## Supplied records
'''
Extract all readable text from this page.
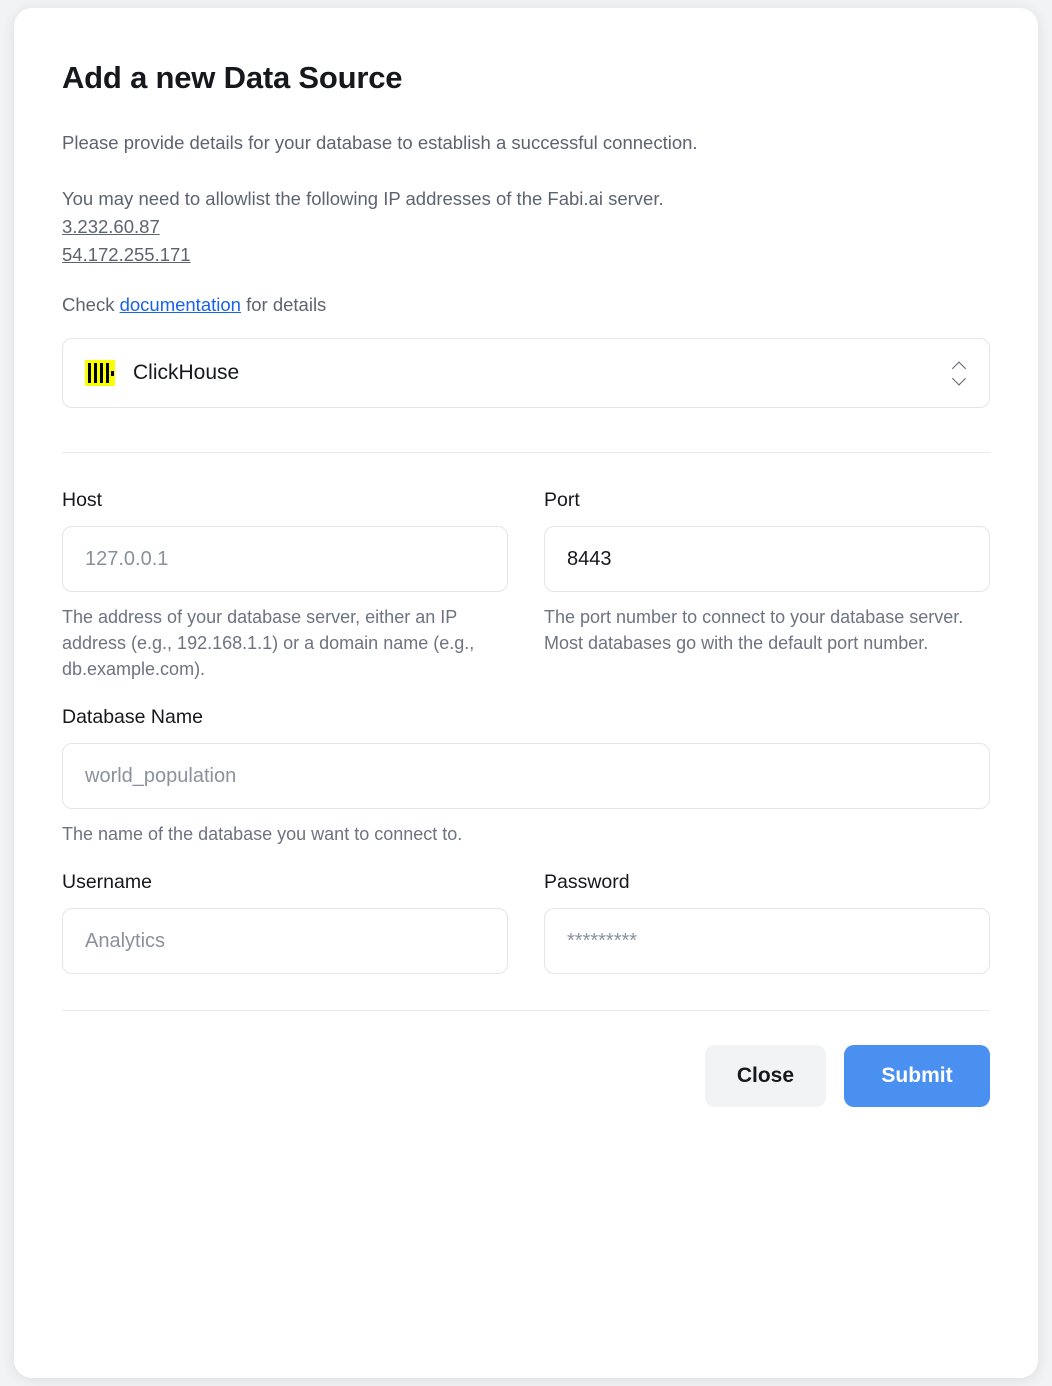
Add a new Data Source

Please provide details for your database to establish a successful connection.

You may need to allowlist the following IP addresses of the Fabi.ai server.

3.232.60.87
54.172.255.171

Check documentation for details

ClickHouse
Host
127.0.0.1
The address of your database server, either an IP address (e.g., 192.168.1.1) or a domain name (e.g., db.example.com).
Port
8443
The port number to connect to your database server. Most databases go with the default port number.
Database Name
world_population
The name of the database you want to connect to.
Username
Analytics	Password
*********
Close	Submit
'''
## To do
Gather up every line from the listing above in which the word "server" occurs.

## Exercise answer
You may need to allowlist the following IP addresses of the Fabi.ai server.
The address of your database server, either an IP address (e.g., 192.168.1.1) or a domain name (e.g., db.example.com).
The port number to connect to your database server. Most databases go with the default port number.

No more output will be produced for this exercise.